Provided entries:
□ □ □ □ □

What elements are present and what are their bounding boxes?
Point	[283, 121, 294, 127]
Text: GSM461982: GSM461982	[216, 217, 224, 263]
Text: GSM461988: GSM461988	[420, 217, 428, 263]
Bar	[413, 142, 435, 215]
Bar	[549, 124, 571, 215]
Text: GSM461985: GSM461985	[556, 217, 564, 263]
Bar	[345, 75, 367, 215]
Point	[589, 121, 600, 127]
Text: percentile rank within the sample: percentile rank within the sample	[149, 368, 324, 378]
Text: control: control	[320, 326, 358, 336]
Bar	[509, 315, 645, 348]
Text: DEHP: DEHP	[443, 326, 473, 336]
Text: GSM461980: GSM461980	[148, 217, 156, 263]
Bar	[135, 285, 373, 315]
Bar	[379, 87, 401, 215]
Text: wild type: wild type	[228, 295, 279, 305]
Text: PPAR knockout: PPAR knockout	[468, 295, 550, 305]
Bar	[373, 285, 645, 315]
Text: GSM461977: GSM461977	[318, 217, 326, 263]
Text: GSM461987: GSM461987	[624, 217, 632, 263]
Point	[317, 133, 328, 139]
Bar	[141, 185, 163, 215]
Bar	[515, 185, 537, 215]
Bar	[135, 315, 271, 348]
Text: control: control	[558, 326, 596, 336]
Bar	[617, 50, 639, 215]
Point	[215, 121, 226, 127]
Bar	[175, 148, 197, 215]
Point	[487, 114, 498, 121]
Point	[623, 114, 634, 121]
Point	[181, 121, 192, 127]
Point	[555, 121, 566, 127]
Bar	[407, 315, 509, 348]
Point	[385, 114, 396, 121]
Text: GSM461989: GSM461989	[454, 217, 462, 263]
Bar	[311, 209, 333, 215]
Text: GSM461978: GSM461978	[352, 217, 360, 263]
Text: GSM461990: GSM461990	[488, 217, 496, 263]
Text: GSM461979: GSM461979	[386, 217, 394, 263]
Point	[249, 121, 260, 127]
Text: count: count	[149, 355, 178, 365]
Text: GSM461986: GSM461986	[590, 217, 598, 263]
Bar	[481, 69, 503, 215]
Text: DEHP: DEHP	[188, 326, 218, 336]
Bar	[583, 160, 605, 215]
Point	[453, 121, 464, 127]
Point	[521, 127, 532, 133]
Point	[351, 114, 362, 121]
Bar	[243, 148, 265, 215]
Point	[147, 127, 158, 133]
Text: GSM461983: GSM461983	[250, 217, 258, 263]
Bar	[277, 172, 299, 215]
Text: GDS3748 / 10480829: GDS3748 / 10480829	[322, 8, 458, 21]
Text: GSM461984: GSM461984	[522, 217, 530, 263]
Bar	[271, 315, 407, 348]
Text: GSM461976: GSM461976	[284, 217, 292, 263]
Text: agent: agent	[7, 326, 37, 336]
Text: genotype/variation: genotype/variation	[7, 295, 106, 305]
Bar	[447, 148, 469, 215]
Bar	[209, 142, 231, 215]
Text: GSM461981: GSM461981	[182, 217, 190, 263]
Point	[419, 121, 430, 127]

□ □ □ □ □

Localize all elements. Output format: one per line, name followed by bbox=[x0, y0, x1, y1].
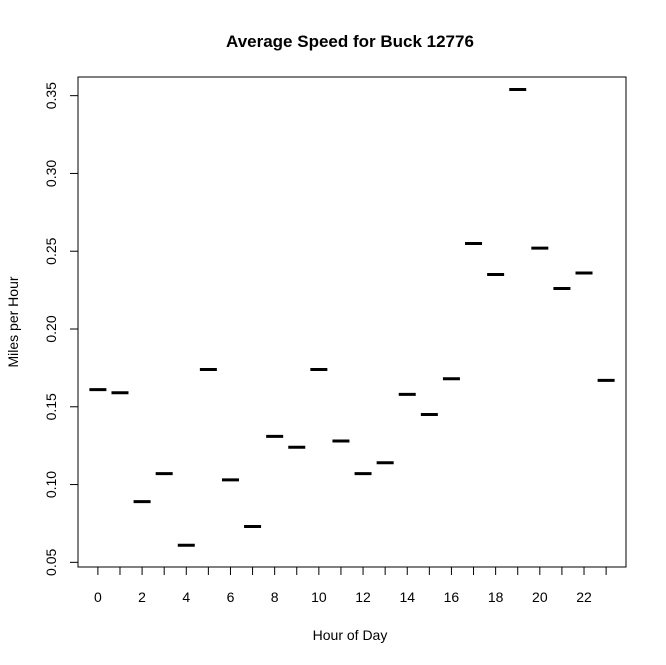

□ □ □ □ □

Exercise task:
Please reproduce everything in the listing from the line containing "What elements are" down to the line containing "127, 158, 133]", replacing "control" with "vehicle" and leaving all else unchanged.

Response:
What elements are present and what are their bounding boxes?
Point	[283, 121, 294, 127]
Text: GSM461982: GSM461982	[216, 217, 224, 263]
Text: GSM461988: GSM461988	[420, 217, 428, 263]
Bar	[413, 142, 435, 215]
Bar	[549, 124, 571, 215]
Text: GSM461985: GSM461985	[556, 217, 564, 263]
Bar	[345, 75, 367, 215]
Point	[589, 121, 600, 127]
Text: percentile rank within the sample: percentile rank within the sample	[149, 368, 324, 378]
Text: vehicle: vehicle	[320, 326, 358, 336]
Bar	[509, 315, 645, 348]
Text: DEHP: DEHP	[443, 326, 473, 336]
Text: GSM461980: GSM461980	[148, 217, 156, 263]
Bar	[135, 285, 373, 315]
Bar	[379, 87, 401, 215]
Text: wild type: wild type	[228, 295, 279, 305]
Text: PPAR knockout: PPAR knockout	[468, 295, 550, 305]
Bar	[373, 285, 645, 315]
Text: GSM461977: GSM461977	[318, 217, 326, 263]
Text: GSM461987: GSM461987	[624, 217, 632, 263]
Point	[317, 133, 328, 139]
Bar	[141, 185, 163, 215]
Bar	[515, 185, 537, 215]
Bar	[135, 315, 271, 348]
Text: vehicle: vehicle	[558, 326, 596, 336]
Bar	[617, 50, 639, 215]
Point	[215, 121, 226, 127]
Bar	[175, 148, 197, 215]
Point	[487, 114, 498, 121]
Point	[623, 114, 634, 121]
Point	[181, 121, 192, 127]
Point	[555, 121, 566, 127]
Bar	[407, 315, 509, 348]
Point	[385, 114, 396, 121]
Text: GSM461989: GSM461989	[454, 217, 462, 263]
Bar	[311, 209, 333, 215]
Text: GSM461978: GSM461978	[352, 217, 360, 263]
Text: GSM461990: GSM461990	[488, 217, 496, 263]
Text: GSM461979: GSM461979	[386, 217, 394, 263]
Point	[249, 121, 260, 127]
Text: count: count	[149, 355, 178, 365]
Text: GSM461986: GSM461986	[590, 217, 598, 263]
Bar	[481, 69, 503, 215]
Text: DEHP: DEHP	[188, 326, 218, 336]
Bar	[583, 160, 605, 215]
Point	[453, 121, 464, 127]
Point	[521, 127, 532, 133]
Point	[351, 114, 362, 121]
Bar	[243, 148, 265, 215]
Point	[147, 127, 158, 133]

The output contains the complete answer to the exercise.